(EXERCISE DETAILS) Return every record below exactly as written, omitting any pictures.
───── DATA LINES
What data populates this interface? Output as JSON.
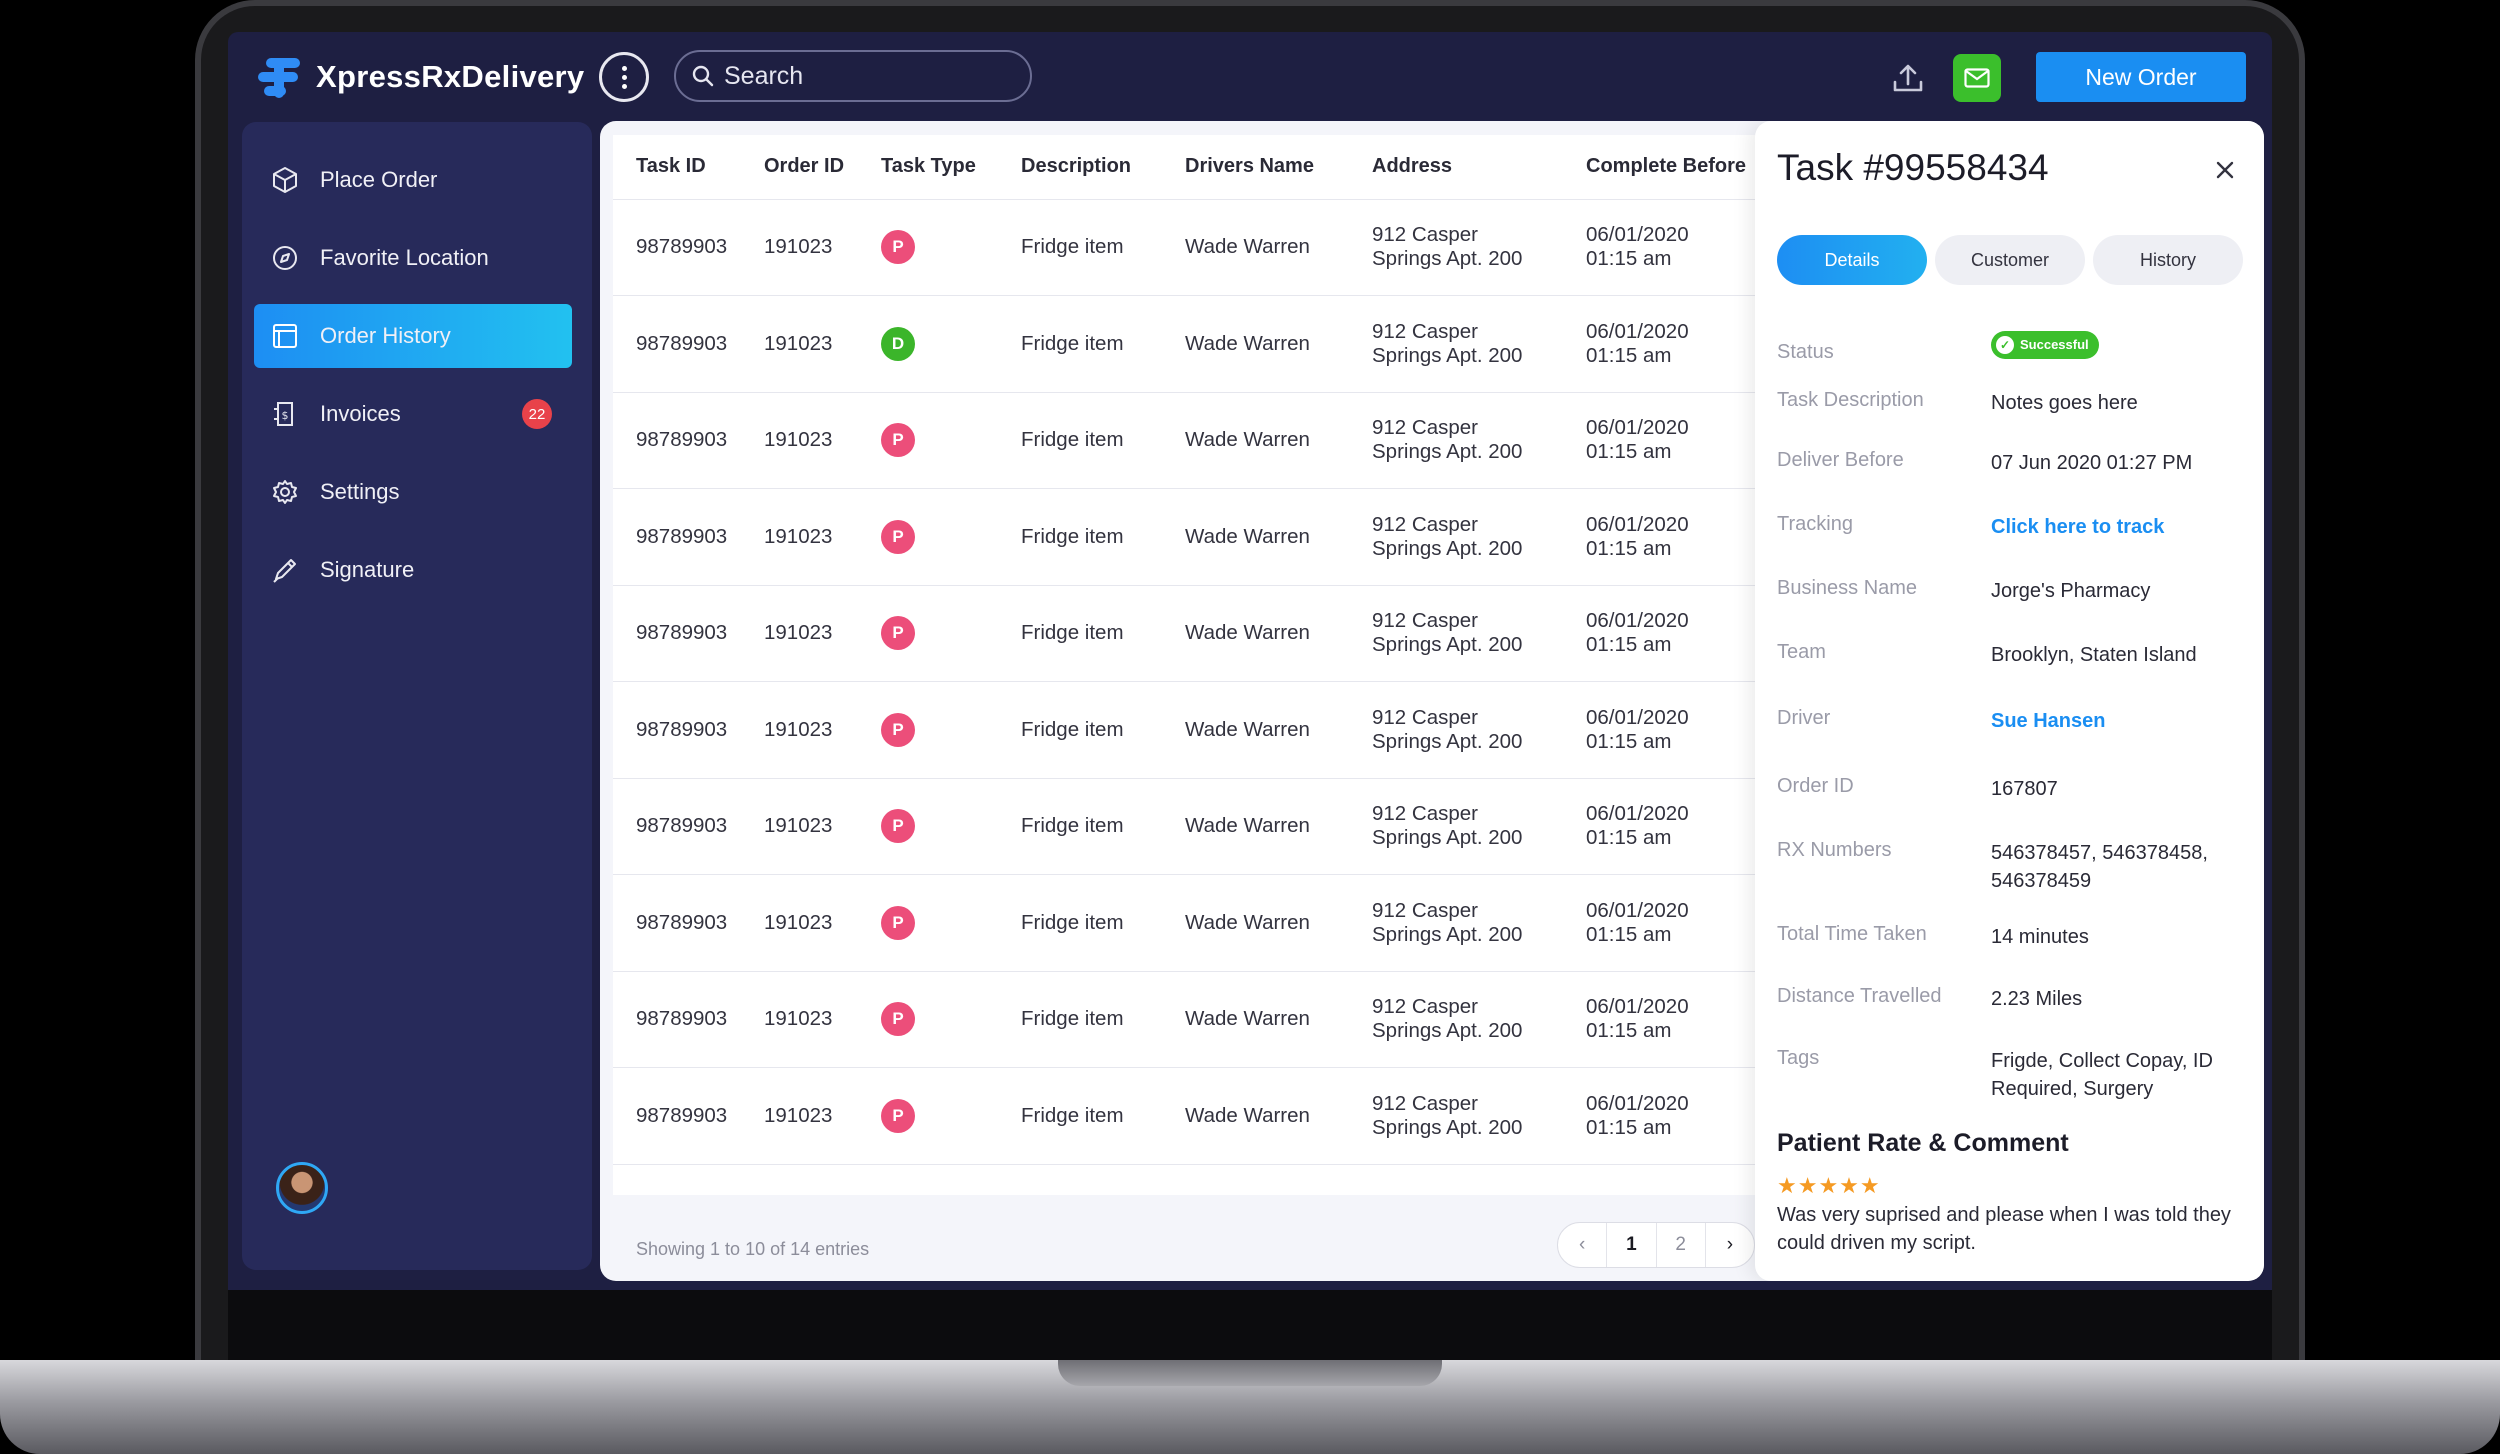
{
  "app": {
    "name": "XpressRxDelivery"
  },
  "header": {
    "search_placeholder": "Search",
    "new_order_label": "New Order",
    "accent_color": "#1a8ef2",
    "icons": [
      "more-icon",
      "search-icon",
      "upload-icon",
      "refresh-icon",
      "mail-icon"
    ]
  },
  "sidebar": {
    "items": [
      {
        "label": "Place Order",
        "icon": "box-icon"
      },
      {
        "label": "Favorite Location",
        "icon": "compass-icon"
      },
      {
        "label": "Order History",
        "icon": "archive-icon",
        "active": true
      },
      {
        "label": "Invoices",
        "icon": "invoice-icon",
        "badge": "22"
      },
      {
        "label": "Settings",
        "icon": "gear-icon"
      },
      {
        "label": "Signature",
        "icon": "pen-icon"
      }
    ]
  },
  "table": {
    "columns": [
      "Task ID",
      "Order ID",
      "Task Type",
      "Description",
      "Drivers Name",
      "Address",
      "Complete Before"
    ],
    "rows": [
      {
        "task_id": "98789903",
        "order_id": "191023",
        "type": "P",
        "description": "Fridge item",
        "driver": "Wade Warren",
        "address_1": "912 Casper",
        "address_2": "Springs Apt. 200",
        "date": "06/01/2020",
        "time": "01:15 am"
      },
      {
        "task_id": "98789903",
        "order_id": "191023",
        "type": "D",
        "description": "Fridge item",
        "driver": "Wade Warren",
        "address_1": "912 Casper",
        "address_2": "Springs Apt. 200",
        "date": "06/01/2020",
        "time": "01:15 am"
      },
      {
        "task_id": "98789903",
        "order_id": "191023",
        "type": "P",
        "description": "Fridge item",
        "driver": "Wade Warren",
        "address_1": "912 Casper",
        "address_2": "Springs Apt. 200",
        "date": "06/01/2020",
        "time": "01:15 am"
      },
      {
        "task_id": "98789903",
        "order_id": "191023",
        "type": "P",
        "description": "Fridge item",
        "driver": "Wade Warren",
        "address_1": "912 Casper",
        "address_2": "Springs Apt. 200",
        "date": "06/01/2020",
        "time": "01:15 am"
      },
      {
        "task_id": "98789903",
        "order_id": "191023",
        "type": "P",
        "description": "Fridge item",
        "driver": "Wade Warren",
        "address_1": "912 Casper",
        "address_2": "Springs Apt. 200",
        "date": "06/01/2020",
        "time": "01:15 am"
      },
      {
        "task_id": "98789903",
        "order_id": "191023",
        "type": "P",
        "description": "Fridge item",
        "driver": "Wade Warren",
        "address_1": "912 Casper",
        "address_2": "Springs Apt. 200",
        "date": "06/01/2020",
        "time": "01:15 am"
      },
      {
        "task_id": "98789903",
        "order_id": "191023",
        "type": "P",
        "description": "Fridge item",
        "driver": "Wade Warren",
        "address_1": "912 Casper",
        "address_2": "Springs Apt. 200",
        "date": "06/01/2020",
        "time": "01:15 am"
      },
      {
        "task_id": "98789903",
        "order_id": "191023",
        "type": "P",
        "description": "Fridge item",
        "driver": "Wade Warren",
        "address_1": "912 Casper",
        "address_2": "Springs Apt. 200",
        "date": "06/01/2020",
        "time": "01:15 am"
      },
      {
        "task_id": "98789903",
        "order_id": "191023",
        "type": "P",
        "description": "Fridge item",
        "driver": "Wade Warren",
        "address_1": "912 Casper",
        "address_2": "Springs Apt. 200",
        "date": "06/01/2020",
        "time": "01:15 am"
      },
      {
        "task_id": "98789903",
        "order_id": "191023",
        "type": "P",
        "description": "Fridge item",
        "driver": "Wade Warren",
        "address_1": "912 Casper",
        "address_2": "Springs Apt. 200",
        "date": "06/01/2020",
        "time": "01:15 am"
      }
    ],
    "footer_info": "Showing 1 to 10 of 14 entries",
    "pagination": {
      "prev": "‹",
      "pages": [
        "1",
        "2"
      ],
      "current": "1",
      "next": "›"
    }
  },
  "detail": {
    "title": "Task #99558434",
    "tabs": [
      "Details",
      "Customer",
      "History"
    ],
    "active_tab": "Details",
    "fields": {
      "status_label": "Status",
      "status_value": "Successful",
      "task_description_label": "Task Description",
      "task_description_value": "Notes goes here",
      "deliver_before_label": "Deliver Before",
      "deliver_before_value": "07 Jun 2020 01:27 PM",
      "tracking_label": "Tracking",
      "tracking_value": "Click here to track",
      "business_name_label": "Business Name",
      "business_name_value": "Jorge's Pharmacy",
      "team_label": "Team",
      "team_value": "Brooklyn, Staten Island",
      "driver_label": "Driver",
      "driver_value": "Sue Hansen",
      "order_id_label": "Order ID",
      "order_id_value": "167807",
      "rx_numbers_label": "RX Numbers",
      "rx_numbers_value": "546378457, 546378458, 546378459",
      "total_time_label": "Total Time Taken",
      "total_time_value": "14 minutes",
      "distance_label": "Distance Travelled",
      "distance_value": "2.23 Miles",
      "tags_label": "Tags",
      "tags_value": "Frigde, Collect Copay, ID Required, Surgery"
    },
    "rating_title": "Patient Rate & Comment",
    "rating": "5 of 5",
    "stars": "★★★★★",
    "comment": "Was very suprised and please when I was told they could driven my script."
  }
}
──────────
(TASK RESULT)
What data populates this interface? Output as JSON.
{
  "app": {
    "name": "XpressRxDelivery"
  },
  "header": {
    "search_placeholder": "Search",
    "new_order_label": "New Order",
    "accent_color": "#1a8ef2",
    "icons": [
      "more-icon",
      "search-icon",
      "upload-icon",
      "refresh-icon",
      "mail-icon"
    ]
  },
  "sidebar": {
    "items": [
      {
        "label": "Place Order",
        "icon": "box-icon"
      },
      {
        "label": "Favorite Location",
        "icon": "compass-icon"
      },
      {
        "label": "Order History",
        "icon": "archive-icon",
        "active": true
      },
      {
        "label": "Invoices",
        "icon": "invoice-icon",
        "badge": "22"
      },
      {
        "label": "Settings",
        "icon": "gear-icon"
      },
      {
        "label": "Signature",
        "icon": "pen-icon"
      }
    ]
  },
  "table": {
    "columns": [
      "Task ID",
      "Order ID",
      "Task Type",
      "Description",
      "Drivers Name",
      "Address",
      "Complete Before"
    ],
    "rows": [
      {
        "task_id": "98789903",
        "order_id": "191023",
        "type": "P",
        "description": "Fridge item",
        "driver": "Wade Warren",
        "address_1": "912 Casper",
        "address_2": "Springs Apt. 200",
        "date": "06/01/2020",
        "time": "01:15 am"
      },
      {
        "task_id": "98789903",
        "order_id": "191023",
        "type": "D",
        "description": "Fridge item",
        "driver": "Wade Warren",
        "address_1": "912 Casper",
        "address_2": "Springs Apt. 200",
        "date": "06/01/2020",
        "time": "01:15 am"
      },
      {
        "task_id": "98789903",
        "order_id": "191023",
        "type": "P",
        "description": "Fridge item",
        "driver": "Wade Warren",
        "address_1": "912 Casper",
        "address_2": "Springs Apt. 200",
        "date": "06/01/2020",
        "time": "01:15 am"
      },
      {
        "task_id": "98789903",
        "order_id": "191023",
        "type": "P",
        "description": "Fridge item",
        "driver": "Wade Warren",
        "address_1": "912 Casper",
        "address_2": "Springs Apt. 200",
        "date": "06/01/2020",
        "time": "01:15 am"
      },
      {
        "task_id": "98789903",
        "order_id": "191023",
        "type": "P",
        "description": "Fridge item",
        "driver": "Wade Warren",
        "address_1": "912 Casper",
        "address_2": "Springs Apt. 200",
        "date": "06/01/2020",
        "time": "01:15 am"
      },
      {
        "task_id": "98789903",
        "order_id": "191023",
        "type": "P",
        "description": "Fridge item",
        "driver": "Wade Warren",
        "address_1": "912 Casper",
        "address_2": "Springs Apt. 200",
        "date": "06/01/2020",
        "time": "01:15 am"
      },
      {
        "task_id": "98789903",
        "order_id": "191023",
        "type": "P",
        "description": "Fridge item",
        "driver": "Wade Warren",
        "address_1": "912 Casper",
        "address_2": "Springs Apt. 200",
        "date": "06/01/2020",
        "time": "01:15 am"
      },
      {
        "task_id": "98789903",
        "order_id": "191023",
        "type": "P",
        "description": "Fridge item",
        "driver": "Wade Warren",
        "address_1": "912 Casper",
        "address_2": "Springs Apt. 200",
        "date": "06/01/2020",
        "time": "01:15 am"
      },
      {
        "task_id": "98789903",
        "order_id": "191023",
        "type": "P",
        "description": "Fridge item",
        "driver": "Wade Warren",
        "address_1": "912 Casper",
        "address_2": "Springs Apt. 200",
        "date": "06/01/2020",
        "time": "01:15 am"
      },
      {
        "task_id": "98789903",
        "order_id": "191023",
        "type": "P",
        "description": "Fridge item",
        "driver": "Wade Warren",
        "address_1": "912 Casper",
        "address_2": "Springs Apt. 200",
        "date": "06/01/2020",
        "time": "01:15 am"
      }
    ],
    "footer_info": "Showing 1 to 10 of 14 entries",
    "pagination": {
      "prev": "‹",
      "pages": [
        "1",
        "2"
      ],
      "current": "1",
      "next": "›"
    }
  },
  "detail": {
    "title": "Task #99558434",
    "tabs": [
      "Details",
      "Customer",
      "History"
    ],
    "active_tab": "Details",
    "fields": {
      "status_label": "Status",
      "status_value": "Successful",
      "task_description_label": "Task Description",
      "task_description_value": "Notes goes here",
      "deliver_before_label": "Deliver Before",
      "deliver_before_value": "07 Jun 2020 01:27 PM",
      "tracking_label": "Tracking",
      "tracking_value": "Click here to track",
      "business_name_label": "Business Name",
      "business_name_value": "Jorge's Pharmacy",
      "team_label": "Team",
      "team_value": "Brooklyn, Staten Island",
      "driver_label": "Driver",
      "driver_value": "Sue Hansen",
      "order_id_label": "Order ID",
      "order_id_value": "167807",
      "rx_numbers_label": "RX Numbers",
      "rx_numbers_value": "546378457, 546378458, 546378459",
      "total_time_label": "Total Time Taken",
      "total_time_value": "14 minutes",
      "distance_label": "Distance Travelled",
      "distance_value": "2.23 Miles",
      "tags_label": "Tags",
      "tags_value": "Frigde, Collect Copay, ID Required, Surgery"
    },
    "rating_title": "Patient Rate & Comment",
    "rating": "5 of 5",
    "stars": "★★★★★",
    "comment": "Was very suprised and please when I was told they could driven my script."
  }
}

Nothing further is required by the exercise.